| Aim of the task |
Copy every line in which the string "title" occurs.
····················
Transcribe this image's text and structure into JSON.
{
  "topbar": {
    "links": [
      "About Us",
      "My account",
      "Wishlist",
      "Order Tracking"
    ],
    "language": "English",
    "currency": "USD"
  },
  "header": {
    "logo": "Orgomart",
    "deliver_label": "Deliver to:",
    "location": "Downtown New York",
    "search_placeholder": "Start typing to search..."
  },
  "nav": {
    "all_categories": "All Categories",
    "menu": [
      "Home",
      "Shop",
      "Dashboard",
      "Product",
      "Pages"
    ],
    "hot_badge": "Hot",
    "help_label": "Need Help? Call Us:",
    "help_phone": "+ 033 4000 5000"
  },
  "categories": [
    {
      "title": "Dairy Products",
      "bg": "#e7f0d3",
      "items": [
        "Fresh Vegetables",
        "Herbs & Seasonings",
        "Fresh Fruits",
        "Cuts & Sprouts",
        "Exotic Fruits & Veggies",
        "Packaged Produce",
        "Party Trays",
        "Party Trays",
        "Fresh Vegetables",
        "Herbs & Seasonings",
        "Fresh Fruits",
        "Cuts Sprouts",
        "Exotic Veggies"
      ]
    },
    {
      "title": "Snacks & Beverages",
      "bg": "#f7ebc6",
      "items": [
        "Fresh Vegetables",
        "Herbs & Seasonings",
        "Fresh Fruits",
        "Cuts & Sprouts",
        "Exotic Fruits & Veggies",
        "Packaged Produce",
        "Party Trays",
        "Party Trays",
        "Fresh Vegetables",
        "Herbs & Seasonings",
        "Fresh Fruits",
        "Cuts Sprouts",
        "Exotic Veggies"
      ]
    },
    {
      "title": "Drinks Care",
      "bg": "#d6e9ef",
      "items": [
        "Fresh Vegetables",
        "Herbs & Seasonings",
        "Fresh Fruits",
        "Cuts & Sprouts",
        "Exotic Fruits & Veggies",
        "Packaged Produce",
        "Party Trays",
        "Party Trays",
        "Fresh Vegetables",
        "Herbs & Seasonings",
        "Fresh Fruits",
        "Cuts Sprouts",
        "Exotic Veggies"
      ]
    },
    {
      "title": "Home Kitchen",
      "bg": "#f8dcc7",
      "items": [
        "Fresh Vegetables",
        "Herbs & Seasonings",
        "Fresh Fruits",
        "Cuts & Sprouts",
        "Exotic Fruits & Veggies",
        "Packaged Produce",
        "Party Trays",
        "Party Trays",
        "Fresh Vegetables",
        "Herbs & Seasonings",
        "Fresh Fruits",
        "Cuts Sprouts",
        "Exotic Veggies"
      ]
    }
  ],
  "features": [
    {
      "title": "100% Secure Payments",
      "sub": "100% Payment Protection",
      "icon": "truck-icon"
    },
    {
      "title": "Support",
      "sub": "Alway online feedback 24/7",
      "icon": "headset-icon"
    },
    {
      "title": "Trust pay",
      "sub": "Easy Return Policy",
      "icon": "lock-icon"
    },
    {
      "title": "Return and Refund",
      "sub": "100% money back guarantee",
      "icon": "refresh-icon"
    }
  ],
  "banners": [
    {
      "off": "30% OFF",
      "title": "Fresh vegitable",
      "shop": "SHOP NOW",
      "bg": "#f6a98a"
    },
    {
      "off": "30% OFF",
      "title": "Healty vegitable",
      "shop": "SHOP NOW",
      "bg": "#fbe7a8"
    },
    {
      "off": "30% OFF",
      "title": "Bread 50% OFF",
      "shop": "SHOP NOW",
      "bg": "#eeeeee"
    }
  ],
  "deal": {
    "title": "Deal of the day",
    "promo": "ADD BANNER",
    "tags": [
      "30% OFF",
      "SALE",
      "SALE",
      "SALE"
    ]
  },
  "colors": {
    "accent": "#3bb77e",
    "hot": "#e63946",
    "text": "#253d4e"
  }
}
····················
| Solution to the problem |
      "title": "Dairy Products",
      "title": "Snacks & Beverages",
      "title": "Drinks Care",
      "title": "Home Kitchen",
      "title": "100% Secure Payments",
      "title": "Support",
      "title": "Trust pay",
      "title": "Return and Refund",
      "title": "Fresh vegitable",
      "title": "Healty vegitable",
      "title": "Bread 50% OFF",
    "title": "Deal of the day",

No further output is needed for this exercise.